[Data records]
--

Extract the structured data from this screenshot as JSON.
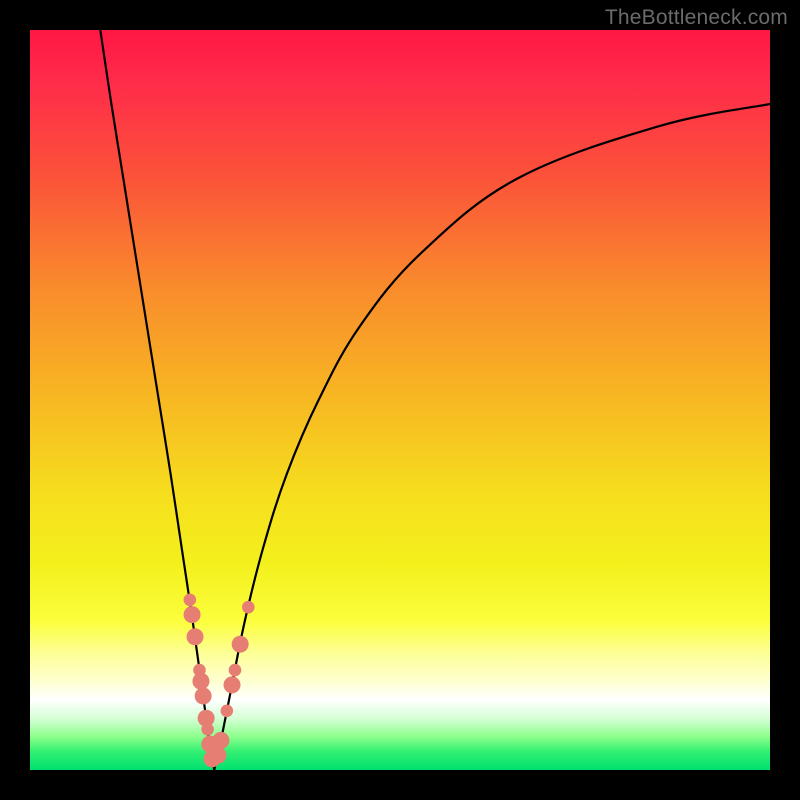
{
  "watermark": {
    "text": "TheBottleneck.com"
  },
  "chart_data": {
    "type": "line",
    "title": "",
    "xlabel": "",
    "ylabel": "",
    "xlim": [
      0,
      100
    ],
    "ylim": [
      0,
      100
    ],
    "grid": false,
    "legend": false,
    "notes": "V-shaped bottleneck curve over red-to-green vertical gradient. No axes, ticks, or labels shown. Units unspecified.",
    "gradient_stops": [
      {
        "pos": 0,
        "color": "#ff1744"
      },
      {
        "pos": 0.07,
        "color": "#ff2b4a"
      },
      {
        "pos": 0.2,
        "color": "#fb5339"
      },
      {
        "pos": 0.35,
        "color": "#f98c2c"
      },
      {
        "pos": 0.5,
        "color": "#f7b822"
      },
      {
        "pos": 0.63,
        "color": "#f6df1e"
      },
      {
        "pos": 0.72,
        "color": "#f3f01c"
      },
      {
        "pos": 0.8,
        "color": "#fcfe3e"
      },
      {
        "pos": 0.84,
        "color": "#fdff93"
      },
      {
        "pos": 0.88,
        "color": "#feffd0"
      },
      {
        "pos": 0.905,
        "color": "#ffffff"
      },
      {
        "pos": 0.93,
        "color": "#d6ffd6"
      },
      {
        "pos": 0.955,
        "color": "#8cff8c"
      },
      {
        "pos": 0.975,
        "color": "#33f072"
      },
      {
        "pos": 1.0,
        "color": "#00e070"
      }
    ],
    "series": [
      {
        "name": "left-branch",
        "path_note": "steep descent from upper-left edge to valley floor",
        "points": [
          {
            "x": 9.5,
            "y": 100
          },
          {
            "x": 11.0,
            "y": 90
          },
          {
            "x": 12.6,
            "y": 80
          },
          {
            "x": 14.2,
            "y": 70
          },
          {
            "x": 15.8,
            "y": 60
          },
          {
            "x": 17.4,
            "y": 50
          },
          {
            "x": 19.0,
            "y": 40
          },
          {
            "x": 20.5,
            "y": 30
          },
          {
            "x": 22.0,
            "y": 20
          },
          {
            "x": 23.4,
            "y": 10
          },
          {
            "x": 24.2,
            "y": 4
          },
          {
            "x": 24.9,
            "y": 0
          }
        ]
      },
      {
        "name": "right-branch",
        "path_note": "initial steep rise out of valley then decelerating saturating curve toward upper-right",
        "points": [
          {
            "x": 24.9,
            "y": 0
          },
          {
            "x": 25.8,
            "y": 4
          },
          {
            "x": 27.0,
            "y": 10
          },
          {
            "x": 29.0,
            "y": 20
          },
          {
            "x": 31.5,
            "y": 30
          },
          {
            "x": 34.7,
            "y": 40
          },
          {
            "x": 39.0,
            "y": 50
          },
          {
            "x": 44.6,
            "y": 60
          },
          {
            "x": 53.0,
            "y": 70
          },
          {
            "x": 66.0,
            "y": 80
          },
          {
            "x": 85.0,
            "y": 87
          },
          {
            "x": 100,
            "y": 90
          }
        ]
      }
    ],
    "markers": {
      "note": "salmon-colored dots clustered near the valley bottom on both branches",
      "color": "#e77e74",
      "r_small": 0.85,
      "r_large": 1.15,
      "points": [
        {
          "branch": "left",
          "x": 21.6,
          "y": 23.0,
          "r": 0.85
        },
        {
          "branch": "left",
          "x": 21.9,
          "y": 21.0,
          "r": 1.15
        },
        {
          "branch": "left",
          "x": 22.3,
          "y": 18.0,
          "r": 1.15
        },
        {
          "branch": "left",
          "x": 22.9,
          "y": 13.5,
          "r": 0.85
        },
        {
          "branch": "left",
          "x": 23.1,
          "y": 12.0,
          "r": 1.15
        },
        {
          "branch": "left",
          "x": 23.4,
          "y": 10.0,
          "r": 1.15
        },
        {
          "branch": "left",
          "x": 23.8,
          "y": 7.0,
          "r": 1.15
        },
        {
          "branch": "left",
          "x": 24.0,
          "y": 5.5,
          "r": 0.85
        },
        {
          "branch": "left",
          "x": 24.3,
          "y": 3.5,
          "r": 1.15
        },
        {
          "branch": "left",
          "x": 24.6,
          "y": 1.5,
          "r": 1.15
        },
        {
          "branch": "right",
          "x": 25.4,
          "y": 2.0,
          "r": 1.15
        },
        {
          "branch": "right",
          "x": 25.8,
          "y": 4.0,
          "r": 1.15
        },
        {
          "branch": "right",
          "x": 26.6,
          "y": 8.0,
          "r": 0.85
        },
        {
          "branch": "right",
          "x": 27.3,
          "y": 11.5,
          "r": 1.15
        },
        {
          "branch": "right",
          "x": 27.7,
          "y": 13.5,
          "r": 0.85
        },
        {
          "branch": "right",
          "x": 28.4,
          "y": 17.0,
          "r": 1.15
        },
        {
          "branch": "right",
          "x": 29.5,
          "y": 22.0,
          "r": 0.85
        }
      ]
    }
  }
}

--

**Short problem**
Wherever the string "steep" appears in the entries above, list that line.

**Written response**
        "path_note": "steep descent from upper-left edge to valley floor",
        "path_note": "initial steep rise out of valley then decelerating saturating curve toward upper-right",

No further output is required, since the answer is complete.